/---

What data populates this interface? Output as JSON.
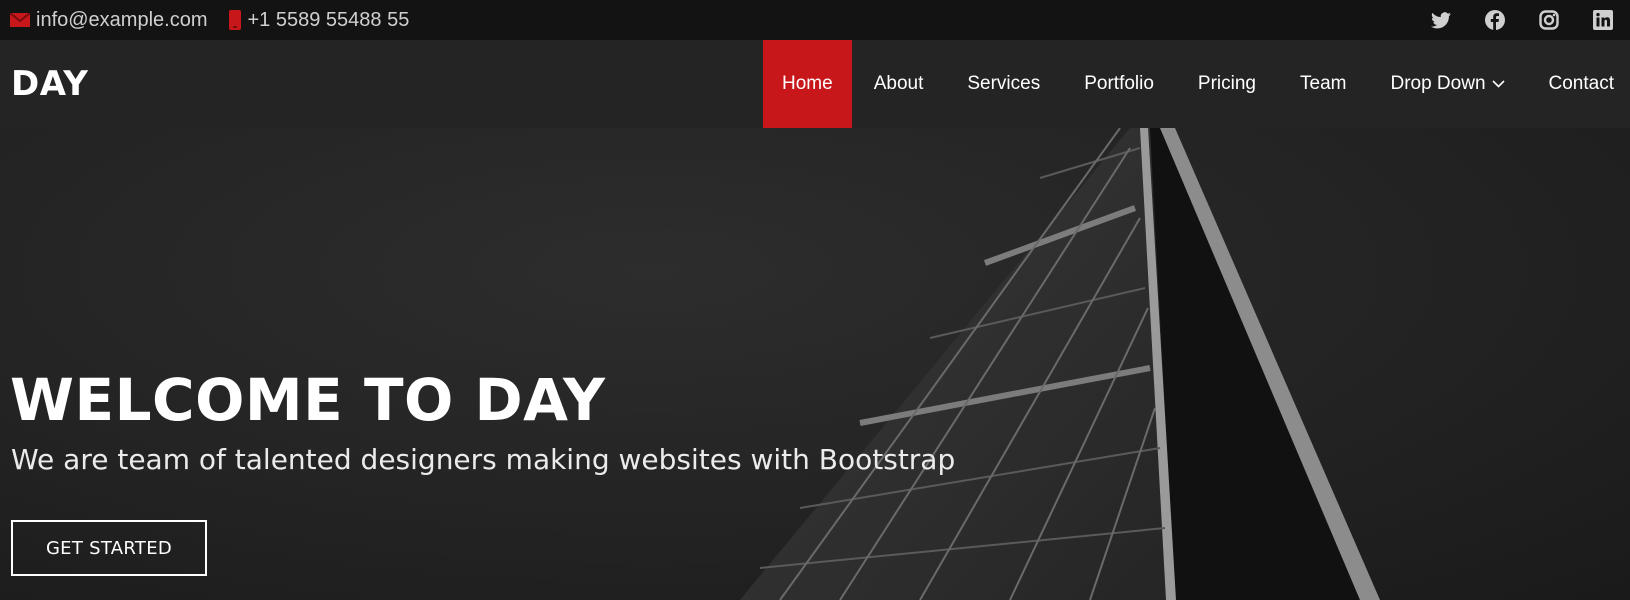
{
  "topbar": {
    "email": "info@example.com",
    "phone": "+1 5589 55488 55",
    "email_icon": "envelope-icon",
    "phone_icon": "phone-icon",
    "socials": [
      "twitter-icon",
      "facebook-icon",
      "instagram-icon",
      "linkedin-icon"
    ]
  },
  "header": {
    "logo": "DAY",
    "nav": [
      {
        "label": "Home",
        "active": true
      },
      {
        "label": "About"
      },
      {
        "label": "Services"
      },
      {
        "label": "Portfolio"
      },
      {
        "label": "Pricing"
      },
      {
        "label": "Team"
      },
      {
        "label": "Drop Down",
        "has_dropdown": true
      },
      {
        "label": "Contact"
      }
    ]
  },
  "hero": {
    "title": "WELCOME TO DAY",
    "subtitle": "We are team of talented designers making websites with Bootstrap",
    "cta_label": "GET STARTED"
  },
  "colors": {
    "accent": "#c8171a",
    "topbar_bg": "#131313",
    "header_bg": "#242424"
  }
}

\---

■ THE PROBLEM
Count every line above that holds the string "phone" and give the total, nothing more.

■ PROBLEM SOLUTION
2